RECORDS TO USE:

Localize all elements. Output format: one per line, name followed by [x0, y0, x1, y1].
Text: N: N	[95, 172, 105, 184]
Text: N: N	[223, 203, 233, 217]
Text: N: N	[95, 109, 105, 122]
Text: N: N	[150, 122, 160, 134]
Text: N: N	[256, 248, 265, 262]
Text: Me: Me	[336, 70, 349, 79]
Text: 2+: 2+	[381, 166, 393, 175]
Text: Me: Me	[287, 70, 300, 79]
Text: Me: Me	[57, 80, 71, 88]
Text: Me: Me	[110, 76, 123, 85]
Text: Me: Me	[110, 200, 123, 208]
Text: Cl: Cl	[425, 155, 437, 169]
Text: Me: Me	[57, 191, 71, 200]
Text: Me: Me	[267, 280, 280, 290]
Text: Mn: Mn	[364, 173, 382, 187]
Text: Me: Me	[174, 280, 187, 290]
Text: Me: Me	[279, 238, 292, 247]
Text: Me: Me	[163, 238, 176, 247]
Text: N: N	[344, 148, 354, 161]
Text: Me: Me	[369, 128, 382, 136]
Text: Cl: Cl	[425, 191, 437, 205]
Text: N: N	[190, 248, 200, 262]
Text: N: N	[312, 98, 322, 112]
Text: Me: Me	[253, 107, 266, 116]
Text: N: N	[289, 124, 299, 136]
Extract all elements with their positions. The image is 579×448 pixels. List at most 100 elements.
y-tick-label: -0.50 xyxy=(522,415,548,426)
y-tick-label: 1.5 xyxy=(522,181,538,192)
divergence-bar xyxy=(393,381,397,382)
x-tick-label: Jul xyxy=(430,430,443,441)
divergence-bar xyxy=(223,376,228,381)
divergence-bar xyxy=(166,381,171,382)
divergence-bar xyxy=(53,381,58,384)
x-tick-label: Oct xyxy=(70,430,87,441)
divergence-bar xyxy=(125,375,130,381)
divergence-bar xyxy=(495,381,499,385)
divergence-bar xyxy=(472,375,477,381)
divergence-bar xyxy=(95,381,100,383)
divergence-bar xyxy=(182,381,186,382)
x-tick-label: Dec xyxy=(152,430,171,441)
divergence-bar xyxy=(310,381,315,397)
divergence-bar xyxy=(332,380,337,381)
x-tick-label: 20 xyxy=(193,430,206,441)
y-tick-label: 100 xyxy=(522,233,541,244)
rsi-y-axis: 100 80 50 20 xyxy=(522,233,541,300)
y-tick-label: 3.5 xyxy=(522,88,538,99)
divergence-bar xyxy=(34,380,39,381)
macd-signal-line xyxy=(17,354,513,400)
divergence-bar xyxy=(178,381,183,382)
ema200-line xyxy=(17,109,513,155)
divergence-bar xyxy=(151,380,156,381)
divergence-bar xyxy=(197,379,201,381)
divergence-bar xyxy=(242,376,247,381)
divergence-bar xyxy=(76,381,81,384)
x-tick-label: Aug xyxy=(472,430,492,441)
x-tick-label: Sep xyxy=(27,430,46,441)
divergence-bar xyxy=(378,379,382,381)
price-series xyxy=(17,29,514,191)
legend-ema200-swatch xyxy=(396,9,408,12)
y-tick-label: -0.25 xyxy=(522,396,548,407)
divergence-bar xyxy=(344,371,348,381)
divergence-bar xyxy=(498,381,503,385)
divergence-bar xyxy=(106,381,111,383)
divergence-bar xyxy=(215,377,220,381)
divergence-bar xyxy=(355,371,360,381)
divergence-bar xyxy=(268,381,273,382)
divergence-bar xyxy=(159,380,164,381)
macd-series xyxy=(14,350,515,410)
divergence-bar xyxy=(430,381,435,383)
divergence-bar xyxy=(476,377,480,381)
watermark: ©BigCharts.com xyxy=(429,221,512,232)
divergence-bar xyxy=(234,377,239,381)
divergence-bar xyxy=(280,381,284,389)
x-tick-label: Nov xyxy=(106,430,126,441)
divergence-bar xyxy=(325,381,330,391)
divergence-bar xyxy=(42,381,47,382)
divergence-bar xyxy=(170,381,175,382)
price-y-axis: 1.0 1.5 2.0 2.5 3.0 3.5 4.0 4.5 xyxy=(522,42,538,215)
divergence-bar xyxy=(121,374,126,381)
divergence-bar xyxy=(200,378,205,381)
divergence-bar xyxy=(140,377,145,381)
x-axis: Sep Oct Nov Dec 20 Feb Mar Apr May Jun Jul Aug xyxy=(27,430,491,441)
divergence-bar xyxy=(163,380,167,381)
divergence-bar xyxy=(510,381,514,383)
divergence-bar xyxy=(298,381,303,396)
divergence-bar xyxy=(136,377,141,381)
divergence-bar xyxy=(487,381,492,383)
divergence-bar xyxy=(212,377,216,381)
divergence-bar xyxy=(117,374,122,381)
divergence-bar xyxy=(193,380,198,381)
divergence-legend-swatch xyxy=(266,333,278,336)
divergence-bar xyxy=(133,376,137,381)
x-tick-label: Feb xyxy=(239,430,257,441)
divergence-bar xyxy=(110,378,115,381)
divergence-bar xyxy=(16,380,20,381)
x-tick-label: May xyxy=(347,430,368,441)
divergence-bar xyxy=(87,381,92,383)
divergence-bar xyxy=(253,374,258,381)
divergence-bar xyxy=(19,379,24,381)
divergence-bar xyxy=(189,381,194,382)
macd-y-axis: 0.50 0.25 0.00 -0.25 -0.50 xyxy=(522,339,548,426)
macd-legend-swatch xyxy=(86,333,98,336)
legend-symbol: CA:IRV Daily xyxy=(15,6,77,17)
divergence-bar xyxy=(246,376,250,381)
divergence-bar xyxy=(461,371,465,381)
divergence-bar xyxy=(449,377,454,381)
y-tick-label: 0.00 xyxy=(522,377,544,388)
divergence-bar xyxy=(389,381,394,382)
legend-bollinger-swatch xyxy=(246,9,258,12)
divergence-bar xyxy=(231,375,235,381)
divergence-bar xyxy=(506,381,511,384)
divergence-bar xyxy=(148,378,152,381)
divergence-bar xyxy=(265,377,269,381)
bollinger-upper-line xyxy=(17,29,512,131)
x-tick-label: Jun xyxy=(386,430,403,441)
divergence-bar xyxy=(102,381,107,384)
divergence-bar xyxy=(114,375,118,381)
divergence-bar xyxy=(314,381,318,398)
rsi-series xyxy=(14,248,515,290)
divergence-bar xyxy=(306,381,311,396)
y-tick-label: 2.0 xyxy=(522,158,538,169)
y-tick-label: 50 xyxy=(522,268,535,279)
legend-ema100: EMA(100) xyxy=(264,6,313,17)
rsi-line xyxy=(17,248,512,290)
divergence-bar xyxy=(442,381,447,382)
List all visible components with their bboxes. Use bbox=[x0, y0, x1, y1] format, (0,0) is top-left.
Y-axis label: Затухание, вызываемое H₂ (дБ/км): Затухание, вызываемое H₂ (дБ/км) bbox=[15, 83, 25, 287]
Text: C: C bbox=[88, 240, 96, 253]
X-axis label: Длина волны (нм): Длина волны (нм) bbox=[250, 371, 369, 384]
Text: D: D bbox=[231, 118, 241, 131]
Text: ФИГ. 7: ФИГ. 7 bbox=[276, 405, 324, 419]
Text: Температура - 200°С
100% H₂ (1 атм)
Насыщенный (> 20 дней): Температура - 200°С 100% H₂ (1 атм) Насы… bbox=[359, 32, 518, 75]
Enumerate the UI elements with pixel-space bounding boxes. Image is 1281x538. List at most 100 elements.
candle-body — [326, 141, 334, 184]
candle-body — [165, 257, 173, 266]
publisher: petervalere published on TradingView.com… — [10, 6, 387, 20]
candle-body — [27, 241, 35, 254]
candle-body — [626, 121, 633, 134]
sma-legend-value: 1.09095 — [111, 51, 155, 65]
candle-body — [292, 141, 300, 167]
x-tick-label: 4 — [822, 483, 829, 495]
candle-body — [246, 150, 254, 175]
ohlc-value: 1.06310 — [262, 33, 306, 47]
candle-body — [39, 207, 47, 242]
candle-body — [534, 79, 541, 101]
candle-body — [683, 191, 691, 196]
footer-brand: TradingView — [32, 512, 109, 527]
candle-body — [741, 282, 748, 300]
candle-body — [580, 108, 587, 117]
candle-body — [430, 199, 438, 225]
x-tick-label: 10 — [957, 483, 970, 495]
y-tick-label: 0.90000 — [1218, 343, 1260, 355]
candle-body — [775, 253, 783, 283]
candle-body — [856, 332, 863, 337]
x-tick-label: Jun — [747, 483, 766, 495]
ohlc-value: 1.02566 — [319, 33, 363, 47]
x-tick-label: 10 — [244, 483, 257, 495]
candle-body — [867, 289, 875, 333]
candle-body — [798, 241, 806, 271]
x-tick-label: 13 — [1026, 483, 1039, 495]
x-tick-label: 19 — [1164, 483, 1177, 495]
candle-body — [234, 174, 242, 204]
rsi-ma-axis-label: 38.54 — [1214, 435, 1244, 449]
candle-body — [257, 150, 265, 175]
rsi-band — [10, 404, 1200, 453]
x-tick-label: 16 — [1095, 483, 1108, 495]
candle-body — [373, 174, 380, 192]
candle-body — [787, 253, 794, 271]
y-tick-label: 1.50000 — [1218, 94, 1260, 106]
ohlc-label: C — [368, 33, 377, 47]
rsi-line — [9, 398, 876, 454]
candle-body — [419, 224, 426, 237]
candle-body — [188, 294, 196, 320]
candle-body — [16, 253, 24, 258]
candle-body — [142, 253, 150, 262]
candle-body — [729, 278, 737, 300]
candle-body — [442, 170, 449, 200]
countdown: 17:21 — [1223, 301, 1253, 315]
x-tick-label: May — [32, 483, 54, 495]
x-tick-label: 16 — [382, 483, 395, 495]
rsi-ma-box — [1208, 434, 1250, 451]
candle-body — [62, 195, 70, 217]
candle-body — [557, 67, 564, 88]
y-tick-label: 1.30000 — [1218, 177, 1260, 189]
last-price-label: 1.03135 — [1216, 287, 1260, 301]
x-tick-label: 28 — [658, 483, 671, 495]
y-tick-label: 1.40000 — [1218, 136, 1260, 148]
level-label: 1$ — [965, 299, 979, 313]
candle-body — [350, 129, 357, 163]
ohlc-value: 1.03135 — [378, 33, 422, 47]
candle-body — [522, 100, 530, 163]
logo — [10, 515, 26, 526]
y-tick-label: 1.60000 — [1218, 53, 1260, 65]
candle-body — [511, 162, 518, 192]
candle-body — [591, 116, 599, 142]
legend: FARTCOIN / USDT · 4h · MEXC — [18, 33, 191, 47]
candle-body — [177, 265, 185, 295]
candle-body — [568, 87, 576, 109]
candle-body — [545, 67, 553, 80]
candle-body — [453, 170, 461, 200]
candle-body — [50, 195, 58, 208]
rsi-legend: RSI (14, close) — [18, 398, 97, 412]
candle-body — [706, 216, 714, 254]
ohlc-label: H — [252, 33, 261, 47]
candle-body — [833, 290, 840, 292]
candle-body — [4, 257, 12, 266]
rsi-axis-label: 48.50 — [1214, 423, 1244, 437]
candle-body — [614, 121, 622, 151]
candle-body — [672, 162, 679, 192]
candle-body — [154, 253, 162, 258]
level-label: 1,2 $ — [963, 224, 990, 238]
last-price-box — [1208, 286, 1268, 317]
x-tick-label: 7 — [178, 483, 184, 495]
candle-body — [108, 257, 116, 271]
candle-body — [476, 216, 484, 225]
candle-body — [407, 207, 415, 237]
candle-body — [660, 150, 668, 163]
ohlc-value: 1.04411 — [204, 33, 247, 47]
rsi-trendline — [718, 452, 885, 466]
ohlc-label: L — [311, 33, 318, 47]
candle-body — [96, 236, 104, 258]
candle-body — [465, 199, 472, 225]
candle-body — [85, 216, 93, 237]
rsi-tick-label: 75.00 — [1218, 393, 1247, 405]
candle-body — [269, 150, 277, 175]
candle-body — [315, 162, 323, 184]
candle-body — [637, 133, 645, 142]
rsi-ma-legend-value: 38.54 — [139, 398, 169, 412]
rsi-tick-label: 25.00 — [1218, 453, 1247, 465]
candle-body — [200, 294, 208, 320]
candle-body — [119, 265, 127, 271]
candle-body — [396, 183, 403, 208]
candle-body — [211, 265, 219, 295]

TASK STATEMENT: Reproduce verbatim every line from the beginning of the records through the line containing "166, 393, 175]", with that line included.

COMPLETED TASK:
Localize all elements. Output format: one per line, name followed by [x0, y0, x1, y1].
Text: N: N	[95, 172, 105, 184]
Text: N: N	[223, 203, 233, 217]
Text: N: N	[95, 109, 105, 122]
Text: N: N	[150, 122, 160, 134]
Text: N: N	[256, 248, 265, 262]
Text: Me: Me	[336, 70, 349, 79]
Text: 2+: 2+	[381, 166, 393, 175]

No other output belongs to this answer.